* _What this task involves_
Write out the data below in full. Keep it exact.

[begin Provided records]

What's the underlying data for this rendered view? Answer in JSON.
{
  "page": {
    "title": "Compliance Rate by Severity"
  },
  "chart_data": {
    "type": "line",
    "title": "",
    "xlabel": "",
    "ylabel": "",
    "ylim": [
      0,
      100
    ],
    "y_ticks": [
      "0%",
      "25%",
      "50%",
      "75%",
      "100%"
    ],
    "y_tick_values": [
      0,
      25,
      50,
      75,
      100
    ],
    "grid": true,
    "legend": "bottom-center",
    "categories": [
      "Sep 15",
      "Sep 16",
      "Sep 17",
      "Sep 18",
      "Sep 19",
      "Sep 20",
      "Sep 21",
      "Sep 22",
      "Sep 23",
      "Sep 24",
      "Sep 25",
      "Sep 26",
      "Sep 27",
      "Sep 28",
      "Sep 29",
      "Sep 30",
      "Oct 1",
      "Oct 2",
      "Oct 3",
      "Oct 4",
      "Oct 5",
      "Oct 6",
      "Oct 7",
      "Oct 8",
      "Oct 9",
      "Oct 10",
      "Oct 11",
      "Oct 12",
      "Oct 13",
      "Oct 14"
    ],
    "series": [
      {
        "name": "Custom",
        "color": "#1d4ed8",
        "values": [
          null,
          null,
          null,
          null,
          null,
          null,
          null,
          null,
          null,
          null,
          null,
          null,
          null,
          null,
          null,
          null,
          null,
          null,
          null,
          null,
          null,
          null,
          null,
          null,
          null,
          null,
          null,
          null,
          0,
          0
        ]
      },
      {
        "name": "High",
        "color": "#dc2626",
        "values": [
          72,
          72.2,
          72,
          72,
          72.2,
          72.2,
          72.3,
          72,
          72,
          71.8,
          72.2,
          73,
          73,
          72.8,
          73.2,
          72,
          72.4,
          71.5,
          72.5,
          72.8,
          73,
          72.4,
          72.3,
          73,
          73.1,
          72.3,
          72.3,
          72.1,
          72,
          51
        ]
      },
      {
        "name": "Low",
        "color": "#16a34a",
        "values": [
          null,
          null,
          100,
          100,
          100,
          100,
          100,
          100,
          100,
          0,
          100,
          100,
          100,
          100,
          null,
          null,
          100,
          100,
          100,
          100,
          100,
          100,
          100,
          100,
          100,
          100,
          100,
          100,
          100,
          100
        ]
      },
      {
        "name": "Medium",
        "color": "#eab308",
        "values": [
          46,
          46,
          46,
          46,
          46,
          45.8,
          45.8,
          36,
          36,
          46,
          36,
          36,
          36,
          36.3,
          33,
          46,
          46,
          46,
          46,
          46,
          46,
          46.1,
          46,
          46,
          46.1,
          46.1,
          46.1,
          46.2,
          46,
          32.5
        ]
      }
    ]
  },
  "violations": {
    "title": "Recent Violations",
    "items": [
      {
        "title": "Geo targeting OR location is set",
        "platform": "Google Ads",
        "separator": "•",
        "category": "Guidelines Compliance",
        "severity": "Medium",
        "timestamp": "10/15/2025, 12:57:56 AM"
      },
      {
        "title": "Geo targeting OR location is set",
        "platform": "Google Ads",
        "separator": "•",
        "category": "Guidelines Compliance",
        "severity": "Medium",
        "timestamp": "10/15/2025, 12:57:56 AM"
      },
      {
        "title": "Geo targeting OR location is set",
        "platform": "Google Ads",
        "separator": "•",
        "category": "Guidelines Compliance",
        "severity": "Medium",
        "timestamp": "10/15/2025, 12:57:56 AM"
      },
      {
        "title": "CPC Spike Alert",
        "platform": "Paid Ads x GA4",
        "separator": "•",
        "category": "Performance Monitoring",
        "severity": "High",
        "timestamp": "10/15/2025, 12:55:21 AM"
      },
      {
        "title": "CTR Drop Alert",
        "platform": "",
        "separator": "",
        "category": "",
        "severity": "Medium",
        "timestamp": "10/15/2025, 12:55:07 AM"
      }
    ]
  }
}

[end Provided records]

* _Task output_
What's the underlying data for this rendered view? Answer in JSON.
{
  "page": {
    "title": "Compliance Rate by Severity"
  },
  "chart_data": {
    "type": "line",
    "title": "",
    "xlabel": "",
    "ylabel": "",
    "ylim": [
      0,
      100
    ],
    "y_ticks": [
      "0%",
      "25%",
      "50%",
      "75%",
      "100%"
    ],
    "y_tick_values": [
      0,
      25,
      50,
      75,
      100
    ],
    "grid": true,
    "legend": "bottom-center",
    "categories": [
      "Sep 15",
      "Sep 16",
      "Sep 17",
      "Sep 18",
      "Sep 19",
      "Sep 20",
      "Sep 21",
      "Sep 22",
      "Sep 23",
      "Sep 24",
      "Sep 25",
      "Sep 26",
      "Sep 27",
      "Sep 28",
      "Sep 29",
      "Sep 30",
      "Oct 1",
      "Oct 2",
      "Oct 3",
      "Oct 4",
      "Oct 5",
      "Oct 6",
      "Oct 7",
      "Oct 8",
      "Oct 9",
      "Oct 10",
      "Oct 11",
      "Oct 12",
      "Oct 13",
      "Oct 14"
    ],
    "series": [
      {
        "name": "Custom",
        "color": "#1d4ed8",
        "values": [
          null,
          null,
          null,
          null,
          null,
          null,
          null,
          null,
          null,
          null,
          null,
          null,
          null,
          null,
          null,
          null,
          null,
          null,
          null,
          null,
          null,
          null,
          null,
          null,
          null,
          null,
          null,
          null,
          0,
          0
        ]
      },
      {
        "name": "High",
        "color": "#dc2626",
        "values": [
          72,
          72.2,
          72,
          72,
          72.2,
          72.2,
          72.3,
          72,
          72,
          71.8,
          72.2,
          73,
          73,
          72.8,
          73.2,
          72,
          72.4,
          71.5,
          72.5,
          72.8,
          73,
          72.4,
          72.3,
          73,
          73.1,
          72.3,
          72.3,
          72.1,
          72,
          51
        ]
      },
      {
        "name": "Low",
        "color": "#16a34a",
        "values": [
          null,
          null,
          100,
          100,
          100,
          100,
          100,
          100,
          100,
          0,
          100,
          100,
          100,
          100,
          null,
          null,
          100,
          100,
          100,
          100,
          100,
          100,
          100,
          100,
          100,
          100,
          100,
          100,
          100,
          100
        ]
      },
      {
        "name": "Medium",
        "color": "#eab308",
        "values": [
          46,
          46,
          46,
          46,
          46,
          45.8,
          45.8,
          36,
          36,
          46,
          36,
          36,
          36,
          36.3,
          33,
          46,
          46,
          46,
          46,
          46,
          46,
          46.1,
          46,
          46,
          46.1,
          46.1,
          46.1,
          46.2,
          46,
          32.5
        ]
      }
    ]
  },
  "violations": {
    "title": "Recent Violations",
    "items": [
      {
        "title": "Geo targeting OR location is set",
        "platform": "Google Ads",
        "separator": "•",
        "category": "Guidelines Compliance",
        "severity": "Medium",
        "timestamp": "10/15/2025, 12:57:56 AM"
      },
      {
        "title": "Geo targeting OR location is set",
        "platform": "Google Ads",
        "separator": "•",
        "category": "Guidelines Compliance",
        "severity": "Medium",
        "timestamp": "10/15/2025, 12:57:56 AM"
      },
      {
        "title": "Geo targeting OR location is set",
        "platform": "Google Ads",
        "separator": "•",
        "category": "Guidelines Compliance",
        "severity": "Medium",
        "timestamp": "10/15/2025, 12:57:56 AM"
      },
      {
        "title": "CPC Spike Alert",
        "platform": "Paid Ads x GA4",
        "separator": "•",
        "category": "Performance Monitoring",
        "severity": "High",
        "timestamp": "10/15/2025, 12:55:21 AM"
      },
      {
        "title": "CTR Drop Alert",
        "platform": "",
        "separator": "",
        "category": "",
        "severity": "Medium",
        "timestamp": "10/15/2025, 12:55:07 AM"
      }
    ]
  }
}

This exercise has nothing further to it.